start GIVEN DATA

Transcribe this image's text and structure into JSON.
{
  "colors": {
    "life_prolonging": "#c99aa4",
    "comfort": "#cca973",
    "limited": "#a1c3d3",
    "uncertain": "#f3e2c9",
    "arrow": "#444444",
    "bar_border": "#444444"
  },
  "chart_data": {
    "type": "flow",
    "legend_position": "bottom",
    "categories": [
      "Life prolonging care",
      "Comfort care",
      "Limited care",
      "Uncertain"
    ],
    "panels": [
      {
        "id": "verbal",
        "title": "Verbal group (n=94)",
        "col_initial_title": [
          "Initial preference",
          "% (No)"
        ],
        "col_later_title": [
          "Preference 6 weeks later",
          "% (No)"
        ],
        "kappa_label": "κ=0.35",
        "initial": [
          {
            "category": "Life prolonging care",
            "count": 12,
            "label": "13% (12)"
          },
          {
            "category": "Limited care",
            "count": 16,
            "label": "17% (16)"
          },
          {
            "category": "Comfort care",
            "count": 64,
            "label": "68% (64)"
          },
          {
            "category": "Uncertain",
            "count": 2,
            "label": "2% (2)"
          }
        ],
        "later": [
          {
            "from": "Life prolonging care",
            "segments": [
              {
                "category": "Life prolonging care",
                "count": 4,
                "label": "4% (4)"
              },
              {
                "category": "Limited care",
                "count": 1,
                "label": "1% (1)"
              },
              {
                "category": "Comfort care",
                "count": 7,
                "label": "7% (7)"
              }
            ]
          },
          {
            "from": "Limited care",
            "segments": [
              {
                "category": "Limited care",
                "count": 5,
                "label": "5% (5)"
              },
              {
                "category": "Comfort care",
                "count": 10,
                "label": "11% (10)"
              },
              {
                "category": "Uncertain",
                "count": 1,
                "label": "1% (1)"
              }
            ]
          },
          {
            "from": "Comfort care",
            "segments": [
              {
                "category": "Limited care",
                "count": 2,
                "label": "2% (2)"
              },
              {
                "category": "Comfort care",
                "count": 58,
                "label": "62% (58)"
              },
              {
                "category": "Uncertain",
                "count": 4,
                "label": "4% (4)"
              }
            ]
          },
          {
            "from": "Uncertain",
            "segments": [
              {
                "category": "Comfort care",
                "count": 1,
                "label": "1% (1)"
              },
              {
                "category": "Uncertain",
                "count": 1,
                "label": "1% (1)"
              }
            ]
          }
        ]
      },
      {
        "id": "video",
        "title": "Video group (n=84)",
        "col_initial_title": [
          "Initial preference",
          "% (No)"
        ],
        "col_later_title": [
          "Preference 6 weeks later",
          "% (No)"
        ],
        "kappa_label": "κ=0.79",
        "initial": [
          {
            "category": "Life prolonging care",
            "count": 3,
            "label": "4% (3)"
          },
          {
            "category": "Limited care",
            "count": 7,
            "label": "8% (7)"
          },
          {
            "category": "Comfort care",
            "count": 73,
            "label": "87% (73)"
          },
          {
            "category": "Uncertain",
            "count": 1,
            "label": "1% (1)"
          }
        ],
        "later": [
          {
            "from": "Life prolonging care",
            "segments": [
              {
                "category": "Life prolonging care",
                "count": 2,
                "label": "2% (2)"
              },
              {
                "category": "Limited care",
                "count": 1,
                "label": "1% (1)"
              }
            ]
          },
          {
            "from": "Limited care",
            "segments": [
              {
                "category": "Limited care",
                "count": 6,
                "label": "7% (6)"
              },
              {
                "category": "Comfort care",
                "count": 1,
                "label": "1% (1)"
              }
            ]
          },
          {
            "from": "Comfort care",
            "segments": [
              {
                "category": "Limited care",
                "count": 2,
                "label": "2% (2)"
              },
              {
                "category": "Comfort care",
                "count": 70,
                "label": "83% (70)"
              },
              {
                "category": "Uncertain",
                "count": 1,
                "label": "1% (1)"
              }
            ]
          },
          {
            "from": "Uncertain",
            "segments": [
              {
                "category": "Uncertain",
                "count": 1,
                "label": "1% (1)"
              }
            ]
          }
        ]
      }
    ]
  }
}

end GIVEN DATA

EXERCISE OBJECTIVE ::
State how many lines of the records above contain "group", with no words besides the number.

SOLVED PROBLEM ::
2